# start of DATA FOR THIS TASK

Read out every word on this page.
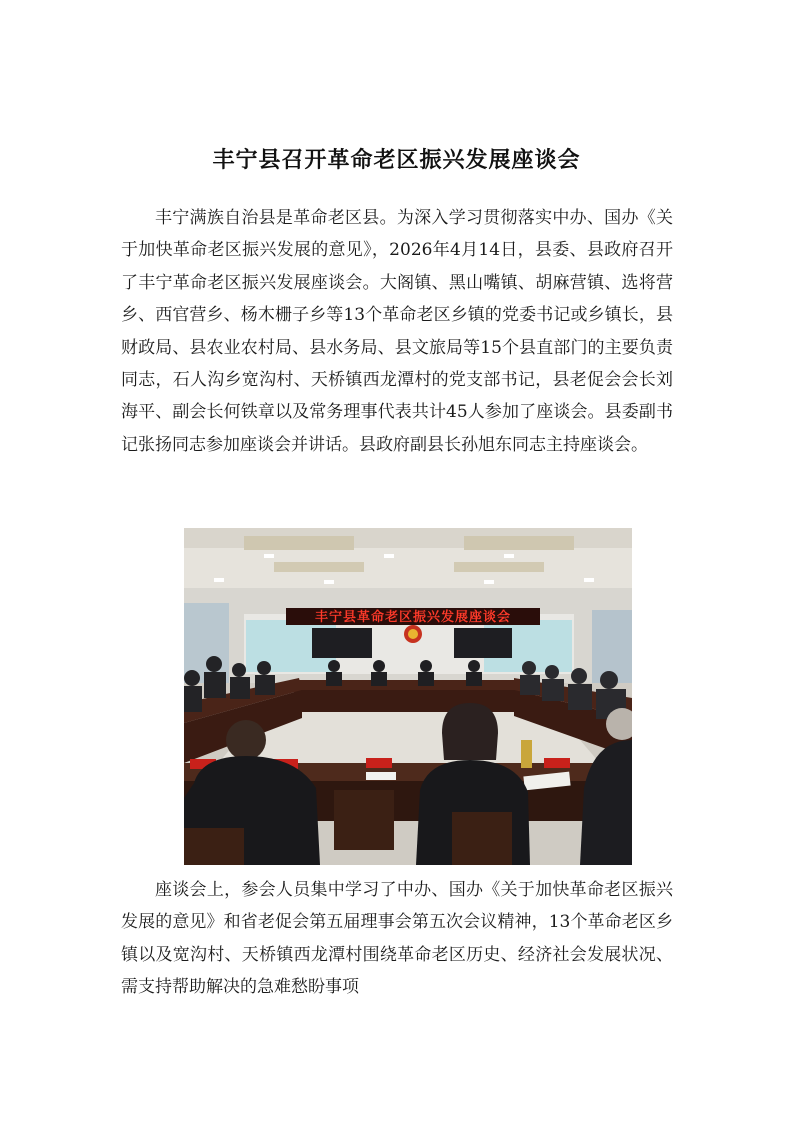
丰宁县召开革命老区振兴发展座谈会

丰宁满族自治县是革命老区县。为深入学习贯彻落实中办、国办《关于加快革命老区振兴发展的意见》，2026年4月14日，县委、县政府召开了丰宁革命老区振兴发展座谈会。大阁镇、黑山嘴镇、胡麻营镇、选将营乡、西官营乡、杨木栅子乡等13个革命老区乡镇的党委书记或乡镇长，县财政局、县农业农村局、县水务局、县文旅局等15个县直部门的主要负责同志，石人沟乡宽沟村、天桥镇西龙潭村的党支部书记，县老促会会长刘海平、副会长何铁章以及常务理事代表共计45人参加了座谈会。县委副书记张扬同志参加座谈会并讲话。县政府副县长孙旭东同志主持座谈会。

丰宁县革命老区振兴发展座谈会

座谈会上，参会人员集中学习了中办、国办《关于加快革命老区振兴发展的意见》和省老促会第五届理事会第五次会议精神，13个革命老区乡镇以及宽沟村、天桥镇西龙潭村围绕革命老区历史、经济社会发展状况、需支持帮助解决的急难愁盼事项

# end of DATA FOR THIS TASK

Quote the data exactly, leaving every image out of the copy.

• **RESPONSE TO THE EXERCISE**
Read out every word on this page.
丰宁县召开革命老区振兴发展座谈会

丰宁满族自治县是革命老区县。为深入学习贯彻落实中办、国办《关于加快革命老区振兴发展的意见》，2026年4月14日，县委、县政府召开了丰宁革命老区振兴发展座谈会。大阁镇、黑山嘴镇、胡麻营镇、选将营乡、西官营乡、杨木栅子乡等13个革命老区乡镇的党委书记或乡镇长，县财政局、县农业农村局、县水务局、县文旅局等15个县直部门的主要负责同志，石人沟乡宽沟村、天桥镇西龙潭村的党支部书记，县老促会会长刘海平、副会长何铁章以及常务理事代表共计45人参加了座谈会。县委副书记张扬同志参加座谈会并讲话。县政府副县长孙旭东同志主持座谈会。

丰宁县革命老区振兴发展座谈会

座谈会上，参会人员集中学习了中办、国办《关于加快革命老区振兴发展的意见》和省老促会第五届理事会第五次会议精神，13个革命老区乡镇以及宽沟村、天桥镇西龙潭村围绕革命老区历史、经济社会发展状况、需支持帮助解决的急难愁盼事项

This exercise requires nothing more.